Material for this exercise
=======

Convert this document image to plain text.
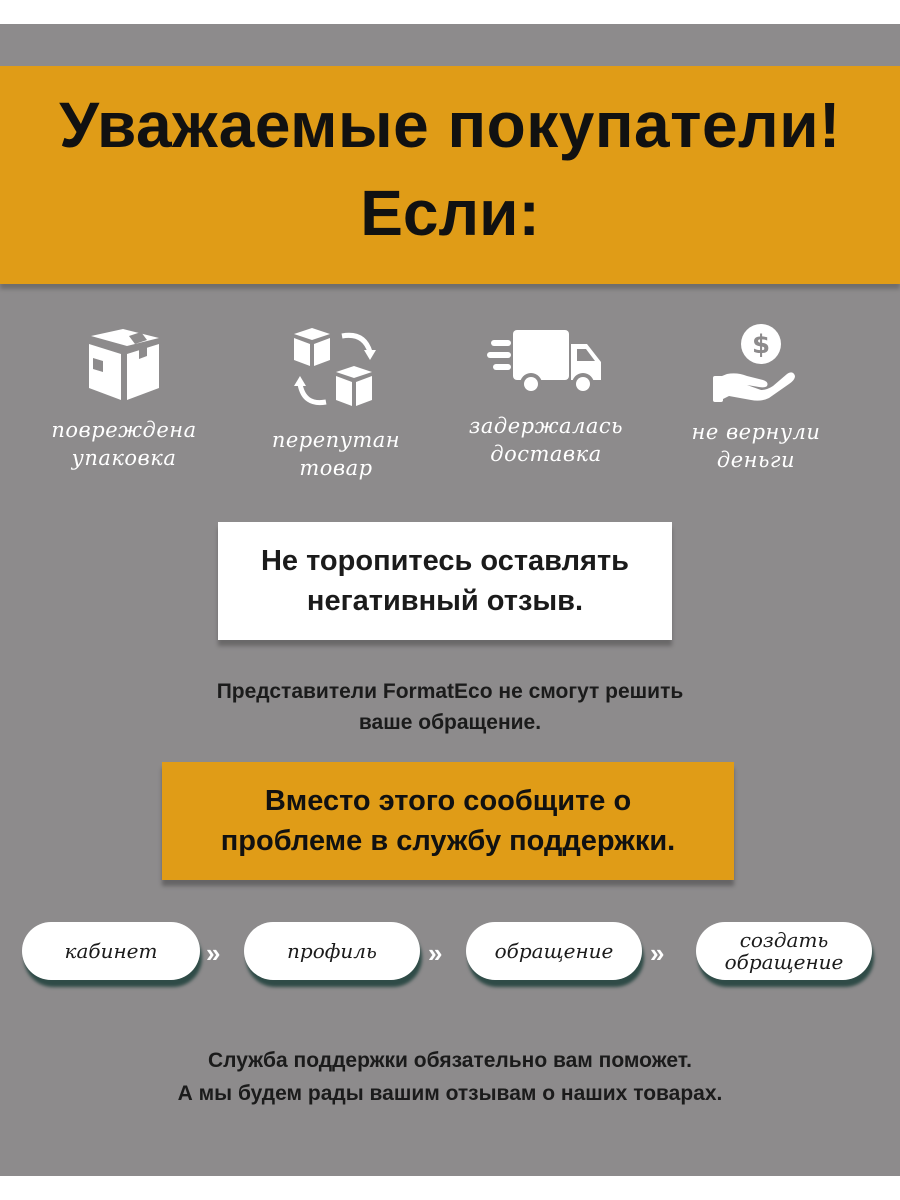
Уважаемые покупатели!
Если:
повреждена
упаковка
перепутан
товар
задержалась
доставка
$
не вернули
деньги
Не торопитесь оставлять
негативный отзыв.
Представители FormatEco не смогут решить
ваше обращение.
Вместо этого сообщите о
проблеме в службу поддержки.
кабинет »	профиль »	обращение »	создать
обращение
Служба поддержки обязательно вам поможет.
А мы будем рады вашим отзывам о наших товарах.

=======

Task requirements
Repeat each entry above word for word, leaving every picture out.

Task output
Convert this document image to plain text.
Уважаемые покупатели!
Если:
повреждена
упаковка
перепутан
товар
задержалась
доставка
$
не вернули
деньги
Не торопитесь оставлять
негативный отзыв.
Представители FormatEco не смогут решить
ваше обращение.
Вместо этого сообщите о
проблеме в службу поддержки.
кабинет »	профиль »	обращение »	создать
обращение
Служба поддержки обязательно вам поможет.
А мы будем рады вашим отзывам о наших товарах.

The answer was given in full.